REQUEST: Retype all material exactly. Pictures stay out of the copy.

(Data entries)

--------------------------------

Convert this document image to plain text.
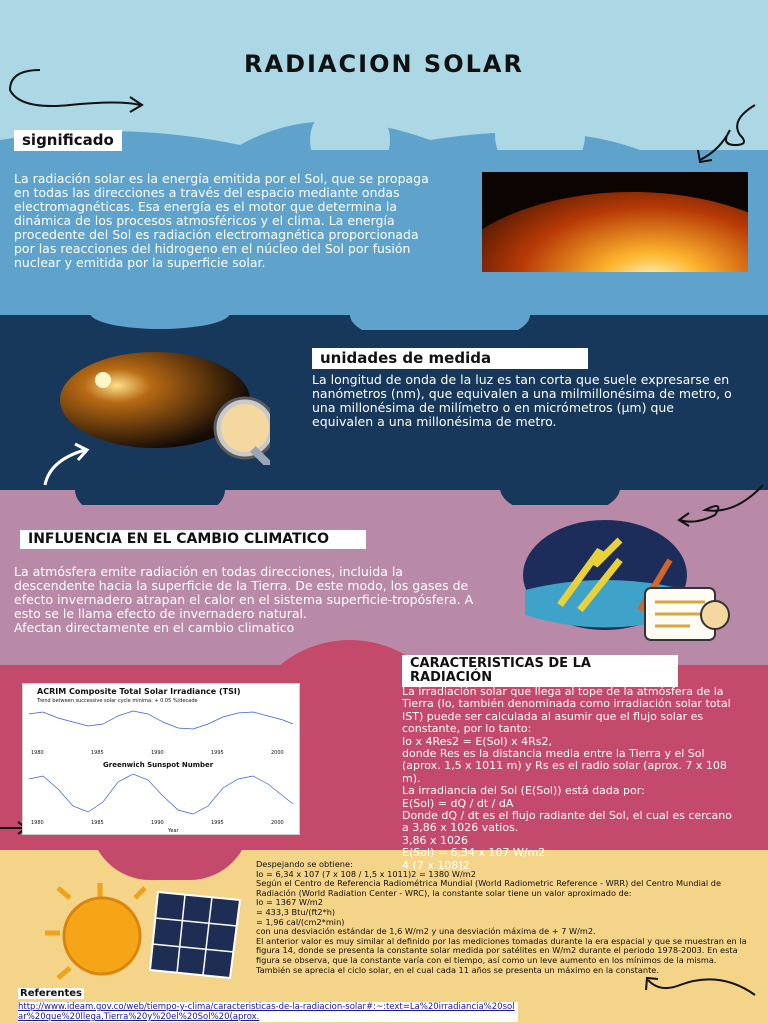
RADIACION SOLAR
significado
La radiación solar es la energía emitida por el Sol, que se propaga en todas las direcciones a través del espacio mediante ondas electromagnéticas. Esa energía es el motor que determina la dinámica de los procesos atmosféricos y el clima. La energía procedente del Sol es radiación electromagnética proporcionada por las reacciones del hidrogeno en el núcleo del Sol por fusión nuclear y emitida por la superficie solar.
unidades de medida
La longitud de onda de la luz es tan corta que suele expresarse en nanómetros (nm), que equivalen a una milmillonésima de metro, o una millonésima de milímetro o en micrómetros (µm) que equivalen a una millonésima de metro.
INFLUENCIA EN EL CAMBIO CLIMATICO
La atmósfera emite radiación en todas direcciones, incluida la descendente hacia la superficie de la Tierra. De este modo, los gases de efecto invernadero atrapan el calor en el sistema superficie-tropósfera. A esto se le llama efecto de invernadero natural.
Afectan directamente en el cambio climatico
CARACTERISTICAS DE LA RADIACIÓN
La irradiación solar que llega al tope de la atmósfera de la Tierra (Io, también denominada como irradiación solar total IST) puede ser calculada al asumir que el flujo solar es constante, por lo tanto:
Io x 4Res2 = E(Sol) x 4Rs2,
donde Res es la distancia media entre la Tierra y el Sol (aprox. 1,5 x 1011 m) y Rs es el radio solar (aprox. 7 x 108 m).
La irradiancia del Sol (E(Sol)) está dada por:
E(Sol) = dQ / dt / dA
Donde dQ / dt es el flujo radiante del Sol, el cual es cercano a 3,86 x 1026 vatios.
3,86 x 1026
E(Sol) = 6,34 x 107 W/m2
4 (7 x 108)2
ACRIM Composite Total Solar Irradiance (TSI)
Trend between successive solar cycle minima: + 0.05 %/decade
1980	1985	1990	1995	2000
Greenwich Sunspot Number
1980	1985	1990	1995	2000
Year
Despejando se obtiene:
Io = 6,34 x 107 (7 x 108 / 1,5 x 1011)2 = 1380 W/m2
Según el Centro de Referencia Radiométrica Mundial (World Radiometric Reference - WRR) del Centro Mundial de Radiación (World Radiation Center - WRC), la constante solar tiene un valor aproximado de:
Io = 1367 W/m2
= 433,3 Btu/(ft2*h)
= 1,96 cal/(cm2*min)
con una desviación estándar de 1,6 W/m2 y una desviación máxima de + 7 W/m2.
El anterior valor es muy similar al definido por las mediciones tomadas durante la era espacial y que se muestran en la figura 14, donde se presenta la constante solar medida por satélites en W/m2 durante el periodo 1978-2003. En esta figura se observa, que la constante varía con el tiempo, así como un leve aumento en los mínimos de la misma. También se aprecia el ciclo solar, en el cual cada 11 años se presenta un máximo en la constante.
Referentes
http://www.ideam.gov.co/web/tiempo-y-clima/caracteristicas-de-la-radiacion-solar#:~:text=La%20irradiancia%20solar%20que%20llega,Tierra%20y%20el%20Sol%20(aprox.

--------------------------------

CORRECT RESPONSE:
Convert this document image to plain text.
RADIACION SOLAR
significado
La radiación solar es la energía emitida por el Sol, que se propaga en todas las direcciones a través del espacio mediante ondas electromagnéticas. Esa energía es el motor que determina la dinámica de los procesos atmosféricos y el clima. La energía procedente del Sol es radiación electromagnética proporcionada por las reacciones del hidrogeno en el núcleo del Sol por fusión nuclear y emitida por la superficie solar.
unidades de medida
La longitud de onda de la luz es tan corta que suele expresarse en nanómetros (nm), que equivalen a una milmillonésima de metro, o una millonésima de milímetro o en micrómetros (µm) que equivalen a una millonésima de metro.
INFLUENCIA EN EL CAMBIO CLIMATICO
La atmósfera emite radiación en todas direcciones, incluida la descendente hacia la superficie de la Tierra. De este modo, los gases de efecto invernadero atrapan el calor en el sistema superficie-tropósfera. A esto se le llama efecto de invernadero natural.
Afectan directamente en el cambio climatico
CARACTERISTICAS DE LA RADIACIÓN
La irradiación solar que llega al tope de la atmósfera de la Tierra (Io, también denominada como irradiación solar total IST) puede ser calculada al asumir que el flujo solar es constante, por lo tanto:
Io x 4Res2 = E(Sol) x 4Rs2,
donde Res es la distancia media entre la Tierra y el Sol (aprox. 1,5 x 1011 m) y Rs es el radio solar (aprox. 7 x 108 m).
La irradiancia del Sol (E(Sol)) está dada por:
E(Sol) = dQ / dt / dA
Donde dQ / dt es el flujo radiante del Sol, el cual es cercano a 3,86 x 1026 vatios.
3,86 x 1026
E(Sol) = 6,34 x 107 W/m2
4 (7 x 108)2
ACRIM Composite Total Solar Irradiance (TSI)
Trend between successive solar cycle minima: + 0.05 %/decade
1980	1985	1990	1995	2000
Greenwich Sunspot Number
1980	1985	1990	1995	2000
Year
Despejando se obtiene:
Io = 6,34 x 107 (7 x 108 / 1,5 x 1011)2 = 1380 W/m2
Según el Centro de Referencia Radiométrica Mundial (World Radiometric Reference - WRR) del Centro Mundial de Radiación (World Radiation Center - WRC), la constante solar tiene un valor aproximado de:
Io = 1367 W/m2
= 433,3 Btu/(ft2*h)
= 1,96 cal/(cm2*min)
con una desviación estándar de 1,6 W/m2 y una desviación máxima de + 7 W/m2.
El anterior valor es muy similar al definido por las mediciones tomadas durante la era espacial y que se muestran en la figura 14, donde se presenta la constante solar medida por satélites en W/m2 durante el periodo 1978-2003. En esta figura se observa, que la constante varía con el tiempo, así como un leve aumento en los mínimos de la misma. También se aprecia el ciclo solar, en el cual cada 11 años se presenta un máximo en la constante.
Referentes
http://www.ideam.gov.co/web/tiempo-y-clima/caracteristicas-de-la-radiacion-solar#:~:text=La%20irradiancia%20solar%20que%20llega,Tierra%20y%20el%20Sol%20(aprox.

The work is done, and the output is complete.